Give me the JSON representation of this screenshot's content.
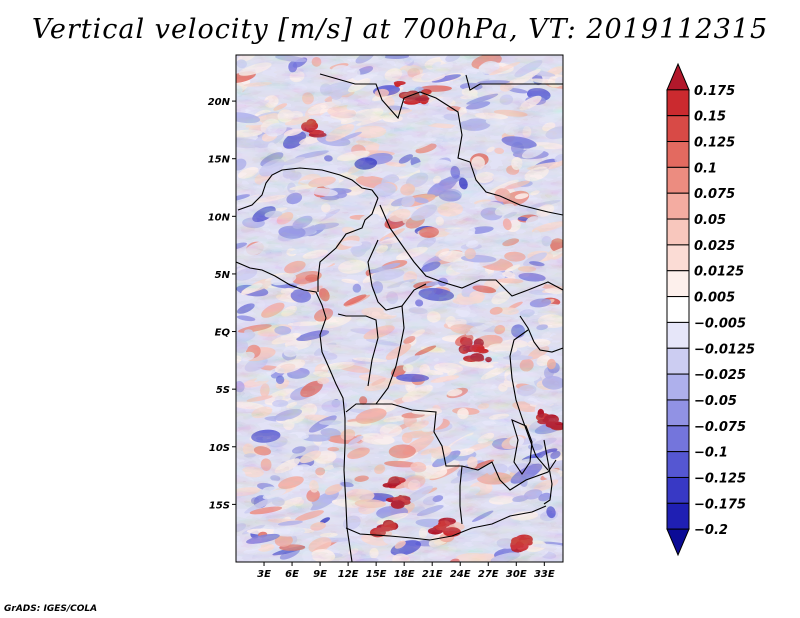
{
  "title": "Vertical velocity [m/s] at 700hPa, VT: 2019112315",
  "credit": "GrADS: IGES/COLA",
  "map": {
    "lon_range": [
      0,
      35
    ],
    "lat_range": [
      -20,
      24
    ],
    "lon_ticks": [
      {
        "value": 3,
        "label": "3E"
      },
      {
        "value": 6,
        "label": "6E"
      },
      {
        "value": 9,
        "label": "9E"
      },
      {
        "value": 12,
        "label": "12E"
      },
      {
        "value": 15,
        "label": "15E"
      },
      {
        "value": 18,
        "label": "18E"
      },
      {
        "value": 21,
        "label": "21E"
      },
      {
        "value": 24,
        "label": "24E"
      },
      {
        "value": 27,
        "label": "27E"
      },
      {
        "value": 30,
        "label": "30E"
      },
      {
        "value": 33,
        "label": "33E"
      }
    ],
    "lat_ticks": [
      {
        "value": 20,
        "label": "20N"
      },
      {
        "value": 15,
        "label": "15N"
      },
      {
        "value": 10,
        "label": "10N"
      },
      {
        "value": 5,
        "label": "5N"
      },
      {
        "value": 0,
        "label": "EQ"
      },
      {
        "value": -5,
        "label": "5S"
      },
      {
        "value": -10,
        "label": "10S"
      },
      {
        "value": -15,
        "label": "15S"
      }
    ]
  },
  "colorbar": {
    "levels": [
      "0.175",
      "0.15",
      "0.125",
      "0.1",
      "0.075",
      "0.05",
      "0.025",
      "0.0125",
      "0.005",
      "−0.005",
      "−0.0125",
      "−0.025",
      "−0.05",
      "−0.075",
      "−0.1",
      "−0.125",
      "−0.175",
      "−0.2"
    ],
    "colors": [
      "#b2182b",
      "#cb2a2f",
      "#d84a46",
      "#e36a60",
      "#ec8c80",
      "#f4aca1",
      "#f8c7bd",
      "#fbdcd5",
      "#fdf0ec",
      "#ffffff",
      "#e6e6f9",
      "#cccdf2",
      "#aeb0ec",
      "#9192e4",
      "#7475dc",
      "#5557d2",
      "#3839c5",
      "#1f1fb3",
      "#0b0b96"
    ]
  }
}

* * *

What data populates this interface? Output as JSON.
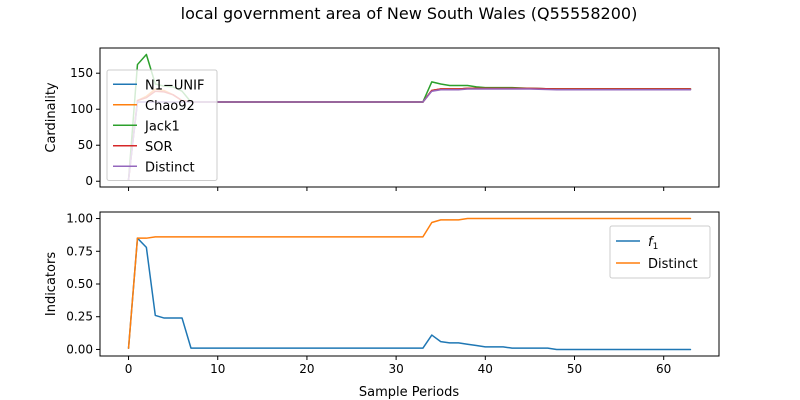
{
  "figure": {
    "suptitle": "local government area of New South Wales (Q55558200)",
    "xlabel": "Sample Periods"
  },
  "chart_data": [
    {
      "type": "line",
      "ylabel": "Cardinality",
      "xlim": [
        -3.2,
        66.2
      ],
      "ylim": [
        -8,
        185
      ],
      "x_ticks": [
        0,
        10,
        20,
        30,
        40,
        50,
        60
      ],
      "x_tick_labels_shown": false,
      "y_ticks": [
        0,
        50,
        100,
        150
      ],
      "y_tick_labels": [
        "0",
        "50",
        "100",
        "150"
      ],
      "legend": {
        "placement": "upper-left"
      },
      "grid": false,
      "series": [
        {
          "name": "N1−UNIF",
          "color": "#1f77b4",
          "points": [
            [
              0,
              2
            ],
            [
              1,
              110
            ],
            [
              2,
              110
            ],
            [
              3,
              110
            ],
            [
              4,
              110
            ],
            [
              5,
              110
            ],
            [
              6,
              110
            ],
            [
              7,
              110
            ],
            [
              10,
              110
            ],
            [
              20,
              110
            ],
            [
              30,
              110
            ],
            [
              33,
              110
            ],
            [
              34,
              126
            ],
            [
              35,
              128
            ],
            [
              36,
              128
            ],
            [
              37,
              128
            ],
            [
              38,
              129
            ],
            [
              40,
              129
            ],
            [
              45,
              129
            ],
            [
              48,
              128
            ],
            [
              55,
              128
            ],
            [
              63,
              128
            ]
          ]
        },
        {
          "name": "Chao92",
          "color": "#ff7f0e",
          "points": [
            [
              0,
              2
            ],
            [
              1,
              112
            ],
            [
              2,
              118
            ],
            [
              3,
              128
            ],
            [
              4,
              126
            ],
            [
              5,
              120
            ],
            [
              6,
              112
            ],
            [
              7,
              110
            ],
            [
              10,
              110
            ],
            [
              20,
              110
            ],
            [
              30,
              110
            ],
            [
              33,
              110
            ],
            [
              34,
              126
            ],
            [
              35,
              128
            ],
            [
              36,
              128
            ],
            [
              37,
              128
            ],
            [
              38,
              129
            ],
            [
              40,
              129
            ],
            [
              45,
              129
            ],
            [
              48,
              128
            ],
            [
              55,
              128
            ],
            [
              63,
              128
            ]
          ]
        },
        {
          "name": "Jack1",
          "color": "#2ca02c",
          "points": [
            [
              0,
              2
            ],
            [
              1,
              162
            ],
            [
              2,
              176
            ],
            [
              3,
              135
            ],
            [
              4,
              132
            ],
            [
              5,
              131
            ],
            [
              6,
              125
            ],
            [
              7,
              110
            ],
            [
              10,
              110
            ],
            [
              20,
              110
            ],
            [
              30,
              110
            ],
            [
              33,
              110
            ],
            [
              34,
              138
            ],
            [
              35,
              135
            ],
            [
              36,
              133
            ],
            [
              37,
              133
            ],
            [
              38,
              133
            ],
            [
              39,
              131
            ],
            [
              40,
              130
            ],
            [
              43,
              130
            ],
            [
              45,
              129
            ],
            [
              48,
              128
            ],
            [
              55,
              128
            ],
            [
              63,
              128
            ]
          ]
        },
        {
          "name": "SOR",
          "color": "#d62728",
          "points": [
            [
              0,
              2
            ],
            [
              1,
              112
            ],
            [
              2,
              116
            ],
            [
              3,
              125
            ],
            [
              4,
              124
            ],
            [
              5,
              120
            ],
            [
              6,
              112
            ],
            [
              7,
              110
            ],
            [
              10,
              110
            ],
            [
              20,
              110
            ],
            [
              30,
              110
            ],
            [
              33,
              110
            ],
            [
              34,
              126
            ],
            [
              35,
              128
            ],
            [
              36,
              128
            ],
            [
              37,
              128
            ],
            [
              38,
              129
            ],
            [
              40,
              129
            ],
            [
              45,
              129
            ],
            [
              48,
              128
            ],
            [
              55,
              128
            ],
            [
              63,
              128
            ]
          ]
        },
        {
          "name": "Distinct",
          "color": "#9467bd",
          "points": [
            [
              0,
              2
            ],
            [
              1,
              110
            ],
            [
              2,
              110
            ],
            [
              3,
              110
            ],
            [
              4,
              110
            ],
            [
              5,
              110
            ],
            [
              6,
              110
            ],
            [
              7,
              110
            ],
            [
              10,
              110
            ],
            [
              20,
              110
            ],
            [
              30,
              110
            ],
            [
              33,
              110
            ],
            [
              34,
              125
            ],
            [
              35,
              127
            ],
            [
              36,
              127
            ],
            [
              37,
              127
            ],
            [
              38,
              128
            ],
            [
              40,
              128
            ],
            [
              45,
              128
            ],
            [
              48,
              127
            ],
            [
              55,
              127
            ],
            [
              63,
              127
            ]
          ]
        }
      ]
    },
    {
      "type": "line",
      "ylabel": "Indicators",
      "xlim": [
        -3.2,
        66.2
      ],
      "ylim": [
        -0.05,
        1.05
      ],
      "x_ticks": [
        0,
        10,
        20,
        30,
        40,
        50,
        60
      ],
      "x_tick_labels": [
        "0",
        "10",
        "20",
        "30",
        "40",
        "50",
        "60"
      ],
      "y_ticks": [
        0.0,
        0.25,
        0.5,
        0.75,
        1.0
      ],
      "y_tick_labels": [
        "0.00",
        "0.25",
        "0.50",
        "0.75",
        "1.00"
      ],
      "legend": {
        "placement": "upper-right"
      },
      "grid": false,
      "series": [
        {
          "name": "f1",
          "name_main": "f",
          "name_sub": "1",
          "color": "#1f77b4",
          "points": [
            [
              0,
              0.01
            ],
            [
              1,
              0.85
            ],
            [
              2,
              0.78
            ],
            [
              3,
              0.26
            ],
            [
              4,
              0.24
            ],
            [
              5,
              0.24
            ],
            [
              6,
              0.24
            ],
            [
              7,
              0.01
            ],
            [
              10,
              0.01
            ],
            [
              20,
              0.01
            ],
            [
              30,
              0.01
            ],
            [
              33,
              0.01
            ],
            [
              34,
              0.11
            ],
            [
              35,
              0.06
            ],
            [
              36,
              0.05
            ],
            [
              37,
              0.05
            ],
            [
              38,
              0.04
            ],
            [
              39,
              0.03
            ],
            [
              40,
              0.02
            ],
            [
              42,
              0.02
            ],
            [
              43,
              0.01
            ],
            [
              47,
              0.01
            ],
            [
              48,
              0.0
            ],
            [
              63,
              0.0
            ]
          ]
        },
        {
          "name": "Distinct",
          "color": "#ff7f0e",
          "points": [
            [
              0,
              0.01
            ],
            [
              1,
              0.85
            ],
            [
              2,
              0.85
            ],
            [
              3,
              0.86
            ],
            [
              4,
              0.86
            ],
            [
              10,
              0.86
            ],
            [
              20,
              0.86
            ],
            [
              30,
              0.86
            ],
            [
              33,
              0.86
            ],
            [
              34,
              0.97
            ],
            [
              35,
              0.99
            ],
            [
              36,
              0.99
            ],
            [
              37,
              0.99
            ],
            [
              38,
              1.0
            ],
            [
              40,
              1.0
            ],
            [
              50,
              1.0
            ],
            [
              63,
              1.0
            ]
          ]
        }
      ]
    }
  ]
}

THE REQUEST: Filter the records above for lines containing the word "upper", and copy those lines.

OUTPUT:
        "placement": "upper-left"
        "placement": "upper-right"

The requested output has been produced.